Collected data
________________

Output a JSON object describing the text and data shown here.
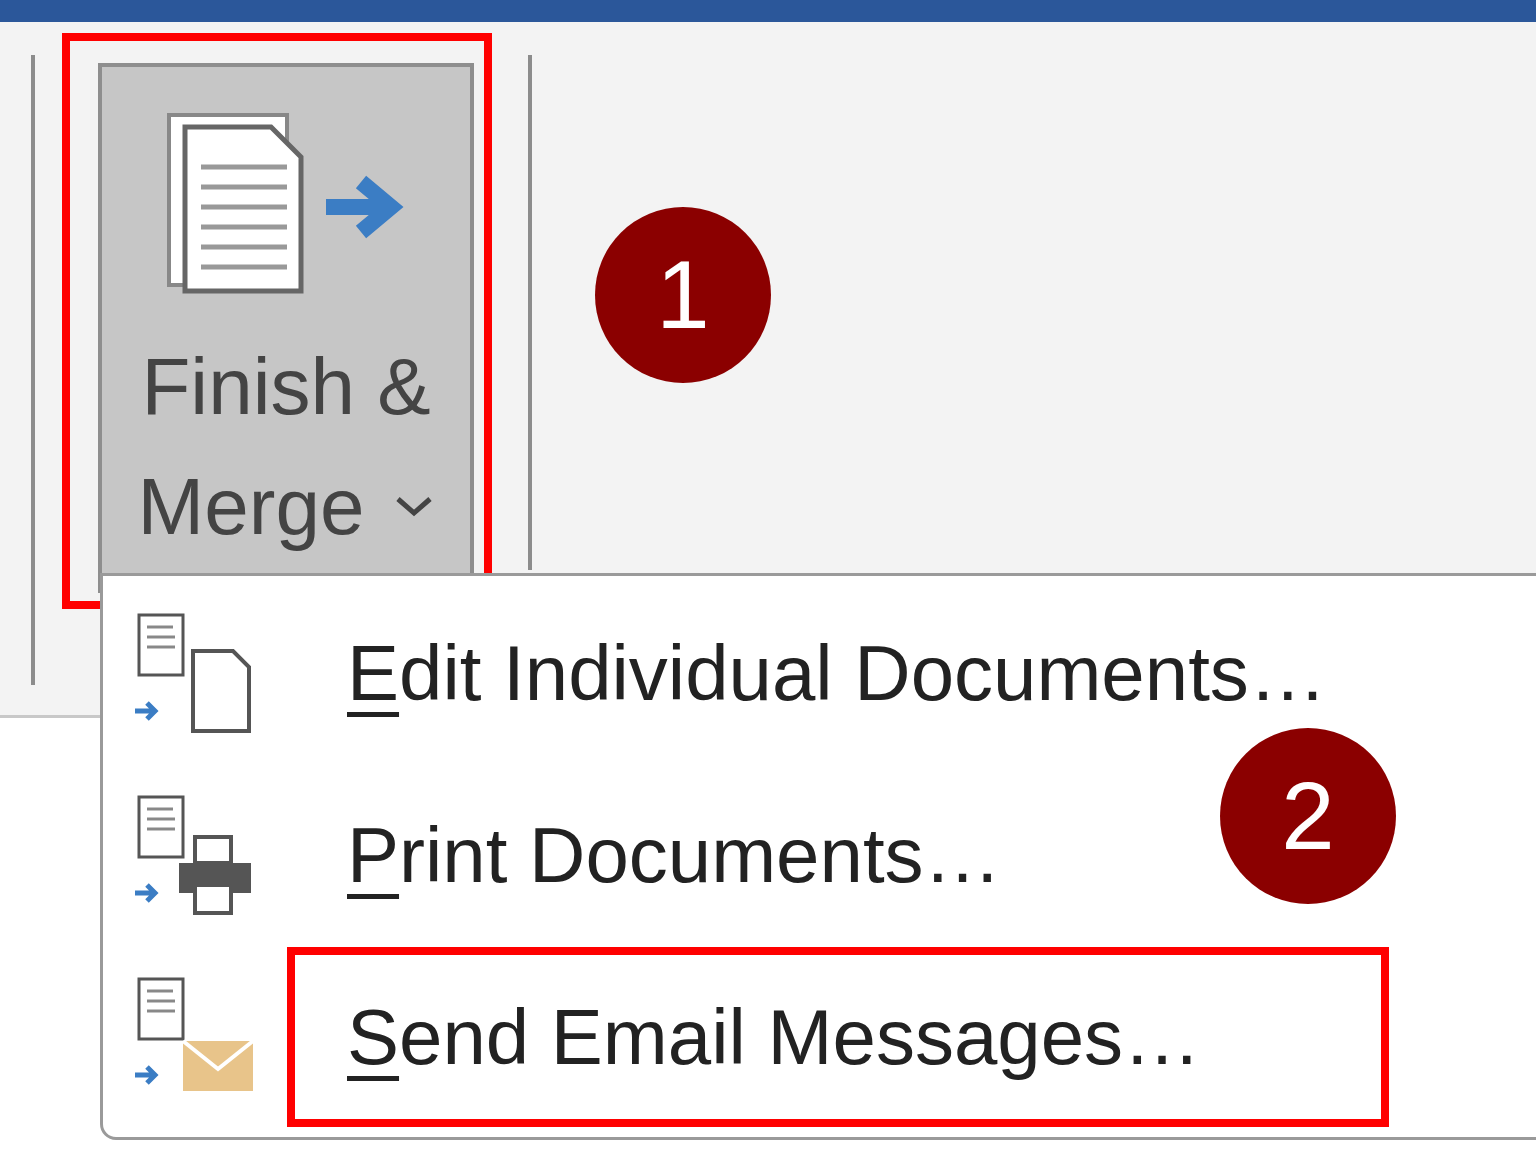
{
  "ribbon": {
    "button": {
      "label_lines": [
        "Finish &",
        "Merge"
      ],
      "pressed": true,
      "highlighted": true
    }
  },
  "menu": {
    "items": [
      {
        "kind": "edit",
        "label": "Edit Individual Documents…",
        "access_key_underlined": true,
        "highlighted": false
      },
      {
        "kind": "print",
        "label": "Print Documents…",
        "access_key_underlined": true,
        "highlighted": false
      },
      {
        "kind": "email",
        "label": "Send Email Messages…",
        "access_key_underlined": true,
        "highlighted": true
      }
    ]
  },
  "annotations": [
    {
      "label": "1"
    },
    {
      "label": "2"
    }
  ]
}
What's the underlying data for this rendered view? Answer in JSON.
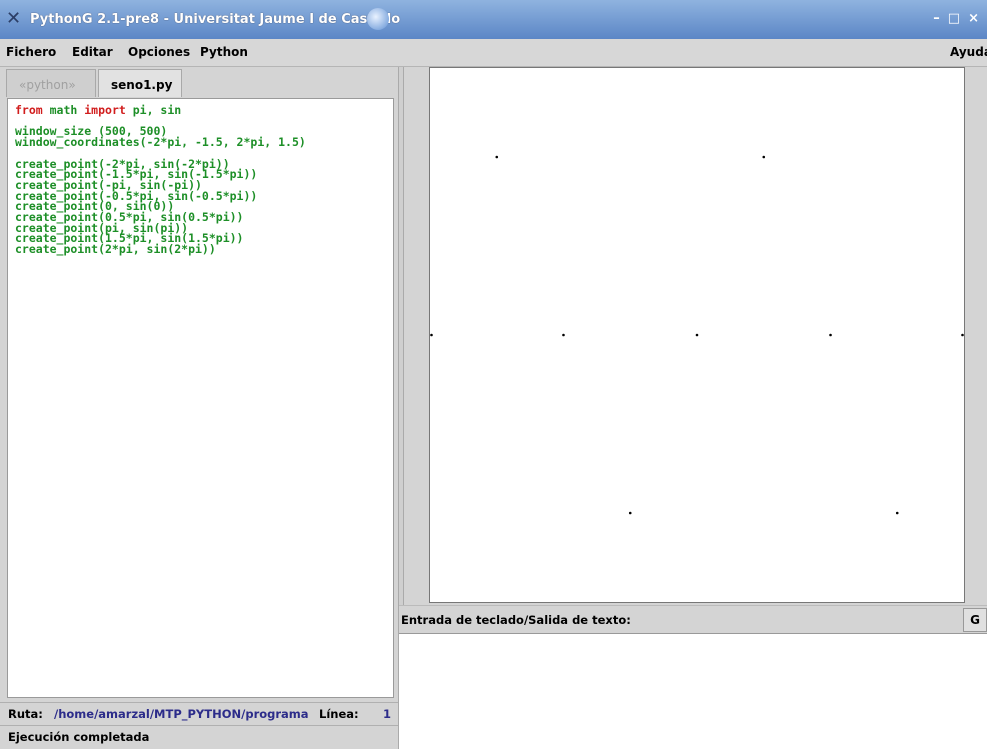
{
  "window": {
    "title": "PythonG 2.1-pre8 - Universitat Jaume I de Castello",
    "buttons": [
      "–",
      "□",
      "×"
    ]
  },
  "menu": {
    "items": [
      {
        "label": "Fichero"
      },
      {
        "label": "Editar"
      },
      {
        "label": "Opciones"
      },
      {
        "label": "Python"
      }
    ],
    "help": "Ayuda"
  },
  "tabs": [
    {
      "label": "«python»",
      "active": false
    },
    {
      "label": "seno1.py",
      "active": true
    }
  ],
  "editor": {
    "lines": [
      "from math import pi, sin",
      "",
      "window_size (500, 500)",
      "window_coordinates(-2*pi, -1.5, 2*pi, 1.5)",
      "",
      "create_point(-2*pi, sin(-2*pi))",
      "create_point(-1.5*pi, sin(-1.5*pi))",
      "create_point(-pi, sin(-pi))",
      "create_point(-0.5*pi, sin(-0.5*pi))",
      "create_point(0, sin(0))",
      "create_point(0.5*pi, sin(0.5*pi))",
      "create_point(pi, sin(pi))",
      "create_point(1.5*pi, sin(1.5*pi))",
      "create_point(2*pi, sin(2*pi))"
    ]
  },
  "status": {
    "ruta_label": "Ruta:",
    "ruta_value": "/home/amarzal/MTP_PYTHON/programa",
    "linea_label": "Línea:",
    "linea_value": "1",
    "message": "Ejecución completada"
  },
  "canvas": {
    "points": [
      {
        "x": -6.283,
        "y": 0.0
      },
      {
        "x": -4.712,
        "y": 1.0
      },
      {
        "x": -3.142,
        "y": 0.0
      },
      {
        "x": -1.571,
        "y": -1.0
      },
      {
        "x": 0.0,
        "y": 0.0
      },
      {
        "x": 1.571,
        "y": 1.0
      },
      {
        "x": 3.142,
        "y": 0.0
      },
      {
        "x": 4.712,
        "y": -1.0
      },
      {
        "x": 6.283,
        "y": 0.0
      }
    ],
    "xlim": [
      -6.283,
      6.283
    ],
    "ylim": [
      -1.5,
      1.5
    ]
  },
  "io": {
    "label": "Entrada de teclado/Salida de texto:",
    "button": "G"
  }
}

________________

» Challenge:
Without the pictures, retype the whole of the material above exactly.

» Solution for this exercise:
Output a JSON object describing the text and data shown here.
{
  "ribbon": {
    "button": {
      "label_lines": [
        "Finish &",
        "Merge"
      ],
      "pressed": true,
      "highlighted": true
    }
  },
  "menu": {
    "items": [
      {
        "kind": "edit",
        "label": "Edit Individual Documents…",
        "access_key_underlined": true,
        "highlighted": false
      },
      {
        "kind": "print",
        "label": "Print Documents…",
        "access_key_underlined": true,
        "highlighted": false
      },
      {
        "kind": "email",
        "label": "Send Email Messages…",
        "access_key_underlined": true,
        "highlighted": true
      }
    ]
  },
  "annotations": [
    {
      "label": "1"
    },
    {
      "label": "2"
    }
  ]
}
What's the underlying data for this rendered view? Answer in JSON.
{
  "window": {
    "title": "PythonG 2.1-pre8 - Universitat Jaume I de Castello",
    "buttons": [
      "–",
      "□",
      "×"
    ]
  },
  "menu": {
    "items": [
      {
        "label": "Fichero"
      },
      {
        "label": "Editar"
      },
      {
        "label": "Opciones"
      },
      {
        "label": "Python"
      }
    ],
    "help": "Ayuda"
  },
  "tabs": [
    {
      "label": "«python»",
      "active": false
    },
    {
      "label": "seno1.py",
      "active": true
    }
  ],
  "editor": {
    "lines": [
      "from math import pi, sin",
      "",
      "window_size (500, 500)",
      "window_coordinates(-2*pi, -1.5, 2*pi, 1.5)",
      "",
      "create_point(-2*pi, sin(-2*pi))",
      "create_point(-1.5*pi, sin(-1.5*pi))",
      "create_point(-pi, sin(-pi))",
      "create_point(-0.5*pi, sin(-0.5*pi))",
      "create_point(0, sin(0))",
      "create_point(0.5*pi, sin(0.5*pi))",
      "create_point(pi, sin(pi))",
      "create_point(1.5*pi, sin(1.5*pi))",
      "create_point(2*pi, sin(2*pi))"
    ]
  },
  "status": {
    "ruta_label": "Ruta:",
    "ruta_value": "/home/amarzal/MTP_PYTHON/programa",
    "linea_label": "Línea:",
    "linea_value": "1",
    "message": "Ejecución completada"
  },
  "canvas": {
    "points": [
      {
        "x": -6.283,
        "y": 0.0
      },
      {
        "x": -4.712,
        "y": 1.0
      },
      {
        "x": -3.142,
        "y": 0.0
      },
      {
        "x": -1.571,
        "y": -1.0
      },
      {
        "x": 0.0,
        "y": 0.0
      },
      {
        "x": 1.571,
        "y": 1.0
      },
      {
        "x": 3.142,
        "y": 0.0
      },
      {
        "x": 4.712,
        "y": -1.0
      },
      {
        "x": 6.283,
        "y": 0.0
      }
    ],
    "xlim": [
      -6.283,
      6.283
    ],
    "ylim": [
      -1.5,
      1.5
    ]
  },
  "io": {
    "label": "Entrada de teclado/Salida de texto:",
    "button": "G"
  }
}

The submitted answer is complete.